## What the task requires:
How many lines of these entries hold the string "запроса"? Answer with the number alone.

•••••

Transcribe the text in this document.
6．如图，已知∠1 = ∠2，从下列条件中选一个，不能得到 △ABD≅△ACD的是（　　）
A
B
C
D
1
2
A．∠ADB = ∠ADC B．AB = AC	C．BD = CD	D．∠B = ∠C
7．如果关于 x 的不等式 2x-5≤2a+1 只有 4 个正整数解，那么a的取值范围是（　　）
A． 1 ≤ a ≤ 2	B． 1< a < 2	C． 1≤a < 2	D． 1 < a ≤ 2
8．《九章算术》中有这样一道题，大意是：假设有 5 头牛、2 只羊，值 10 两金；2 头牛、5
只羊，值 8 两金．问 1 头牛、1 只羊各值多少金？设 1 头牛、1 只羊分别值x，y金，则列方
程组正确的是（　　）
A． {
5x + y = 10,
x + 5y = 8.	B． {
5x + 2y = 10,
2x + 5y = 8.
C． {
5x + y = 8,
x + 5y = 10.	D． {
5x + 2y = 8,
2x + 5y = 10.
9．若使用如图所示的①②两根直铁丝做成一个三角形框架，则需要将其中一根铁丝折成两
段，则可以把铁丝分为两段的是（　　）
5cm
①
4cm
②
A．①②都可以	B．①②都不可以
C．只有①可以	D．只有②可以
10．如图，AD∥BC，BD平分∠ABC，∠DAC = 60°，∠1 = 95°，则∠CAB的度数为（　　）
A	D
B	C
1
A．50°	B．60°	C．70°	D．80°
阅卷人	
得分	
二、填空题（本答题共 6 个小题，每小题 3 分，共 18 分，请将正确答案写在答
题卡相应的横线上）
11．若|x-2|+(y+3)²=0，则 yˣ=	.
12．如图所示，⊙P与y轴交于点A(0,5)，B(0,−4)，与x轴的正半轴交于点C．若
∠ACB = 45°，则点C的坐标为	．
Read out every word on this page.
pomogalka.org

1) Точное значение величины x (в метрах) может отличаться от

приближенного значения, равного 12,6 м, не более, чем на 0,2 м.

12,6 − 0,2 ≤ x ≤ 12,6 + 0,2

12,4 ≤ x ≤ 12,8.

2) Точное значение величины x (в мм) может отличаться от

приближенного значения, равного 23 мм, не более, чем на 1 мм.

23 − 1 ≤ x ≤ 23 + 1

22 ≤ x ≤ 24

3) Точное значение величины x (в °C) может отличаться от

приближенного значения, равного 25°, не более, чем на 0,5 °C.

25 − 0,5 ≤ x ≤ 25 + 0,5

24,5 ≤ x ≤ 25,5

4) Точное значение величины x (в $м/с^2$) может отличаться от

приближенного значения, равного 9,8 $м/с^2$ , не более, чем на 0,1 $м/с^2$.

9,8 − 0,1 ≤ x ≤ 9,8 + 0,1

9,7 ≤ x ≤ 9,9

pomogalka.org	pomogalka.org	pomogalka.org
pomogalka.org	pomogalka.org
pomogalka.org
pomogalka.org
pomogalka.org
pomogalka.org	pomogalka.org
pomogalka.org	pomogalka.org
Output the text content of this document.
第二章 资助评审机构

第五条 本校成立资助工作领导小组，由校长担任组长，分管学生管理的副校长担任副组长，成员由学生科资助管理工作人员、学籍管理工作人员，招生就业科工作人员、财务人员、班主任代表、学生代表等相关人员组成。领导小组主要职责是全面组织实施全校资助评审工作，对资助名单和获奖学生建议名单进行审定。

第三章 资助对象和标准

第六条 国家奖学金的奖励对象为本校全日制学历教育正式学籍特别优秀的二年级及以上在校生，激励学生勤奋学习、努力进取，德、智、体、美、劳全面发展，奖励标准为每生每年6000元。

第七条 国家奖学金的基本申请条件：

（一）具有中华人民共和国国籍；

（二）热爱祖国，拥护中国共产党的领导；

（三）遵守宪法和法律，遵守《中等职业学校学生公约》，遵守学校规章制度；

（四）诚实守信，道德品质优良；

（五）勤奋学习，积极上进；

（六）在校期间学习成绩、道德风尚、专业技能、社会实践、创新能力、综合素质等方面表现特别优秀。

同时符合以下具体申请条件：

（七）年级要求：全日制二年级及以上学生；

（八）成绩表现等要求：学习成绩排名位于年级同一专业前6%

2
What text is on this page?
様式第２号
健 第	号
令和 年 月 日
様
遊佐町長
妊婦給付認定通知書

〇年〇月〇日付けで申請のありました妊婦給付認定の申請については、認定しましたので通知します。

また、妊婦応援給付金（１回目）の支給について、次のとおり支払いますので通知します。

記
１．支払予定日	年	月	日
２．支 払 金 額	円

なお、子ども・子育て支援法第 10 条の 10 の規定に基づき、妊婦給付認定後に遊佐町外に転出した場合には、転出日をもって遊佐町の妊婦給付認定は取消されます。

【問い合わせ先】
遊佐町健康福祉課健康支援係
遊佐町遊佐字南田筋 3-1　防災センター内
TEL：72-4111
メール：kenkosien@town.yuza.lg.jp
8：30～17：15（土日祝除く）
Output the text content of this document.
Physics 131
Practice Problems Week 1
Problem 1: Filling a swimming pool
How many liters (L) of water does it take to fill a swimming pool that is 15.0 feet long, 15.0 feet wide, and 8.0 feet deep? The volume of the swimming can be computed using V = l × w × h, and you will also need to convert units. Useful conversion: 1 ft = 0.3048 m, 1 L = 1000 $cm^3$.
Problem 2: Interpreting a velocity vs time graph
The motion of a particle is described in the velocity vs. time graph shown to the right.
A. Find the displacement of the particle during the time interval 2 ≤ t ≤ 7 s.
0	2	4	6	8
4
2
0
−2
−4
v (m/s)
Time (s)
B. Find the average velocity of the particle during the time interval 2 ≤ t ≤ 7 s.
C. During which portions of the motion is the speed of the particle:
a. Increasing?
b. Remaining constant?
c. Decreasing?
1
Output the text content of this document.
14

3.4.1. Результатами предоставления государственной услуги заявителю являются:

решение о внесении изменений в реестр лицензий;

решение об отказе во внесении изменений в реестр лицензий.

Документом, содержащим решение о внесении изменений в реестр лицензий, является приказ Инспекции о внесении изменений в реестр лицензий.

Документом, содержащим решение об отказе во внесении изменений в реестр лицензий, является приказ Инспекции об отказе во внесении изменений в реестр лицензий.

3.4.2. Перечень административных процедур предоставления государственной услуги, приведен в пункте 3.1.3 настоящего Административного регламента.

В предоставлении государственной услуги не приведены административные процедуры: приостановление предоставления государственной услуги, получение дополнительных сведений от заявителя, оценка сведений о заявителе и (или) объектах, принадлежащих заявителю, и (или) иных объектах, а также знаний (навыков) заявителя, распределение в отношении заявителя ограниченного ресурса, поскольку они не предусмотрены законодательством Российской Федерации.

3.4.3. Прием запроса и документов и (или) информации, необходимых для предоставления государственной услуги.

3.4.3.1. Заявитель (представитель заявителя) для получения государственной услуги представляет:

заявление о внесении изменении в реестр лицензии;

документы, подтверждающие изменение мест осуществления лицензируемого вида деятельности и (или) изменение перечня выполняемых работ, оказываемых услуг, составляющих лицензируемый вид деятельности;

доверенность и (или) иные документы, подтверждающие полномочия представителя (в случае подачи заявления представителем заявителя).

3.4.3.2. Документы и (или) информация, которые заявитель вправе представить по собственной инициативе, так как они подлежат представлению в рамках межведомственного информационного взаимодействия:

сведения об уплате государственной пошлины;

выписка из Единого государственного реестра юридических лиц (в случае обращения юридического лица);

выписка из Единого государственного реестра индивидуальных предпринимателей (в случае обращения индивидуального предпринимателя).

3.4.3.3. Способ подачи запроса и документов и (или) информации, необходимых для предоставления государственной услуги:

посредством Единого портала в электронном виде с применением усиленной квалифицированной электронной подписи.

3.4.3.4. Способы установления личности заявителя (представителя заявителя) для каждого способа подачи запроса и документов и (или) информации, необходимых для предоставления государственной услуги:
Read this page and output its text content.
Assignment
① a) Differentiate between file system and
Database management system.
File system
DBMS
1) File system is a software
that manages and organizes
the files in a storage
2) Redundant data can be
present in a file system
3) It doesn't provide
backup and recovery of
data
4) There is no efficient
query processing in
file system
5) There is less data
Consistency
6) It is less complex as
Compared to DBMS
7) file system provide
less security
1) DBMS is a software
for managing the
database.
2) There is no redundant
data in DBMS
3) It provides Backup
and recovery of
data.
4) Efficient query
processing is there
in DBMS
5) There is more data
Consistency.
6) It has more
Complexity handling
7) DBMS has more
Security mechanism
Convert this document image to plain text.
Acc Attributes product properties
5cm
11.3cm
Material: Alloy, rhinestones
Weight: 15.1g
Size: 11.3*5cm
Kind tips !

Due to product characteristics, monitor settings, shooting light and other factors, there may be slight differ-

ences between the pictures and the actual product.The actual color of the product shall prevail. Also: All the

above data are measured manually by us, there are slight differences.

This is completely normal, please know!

•••••

## Exercise result:
3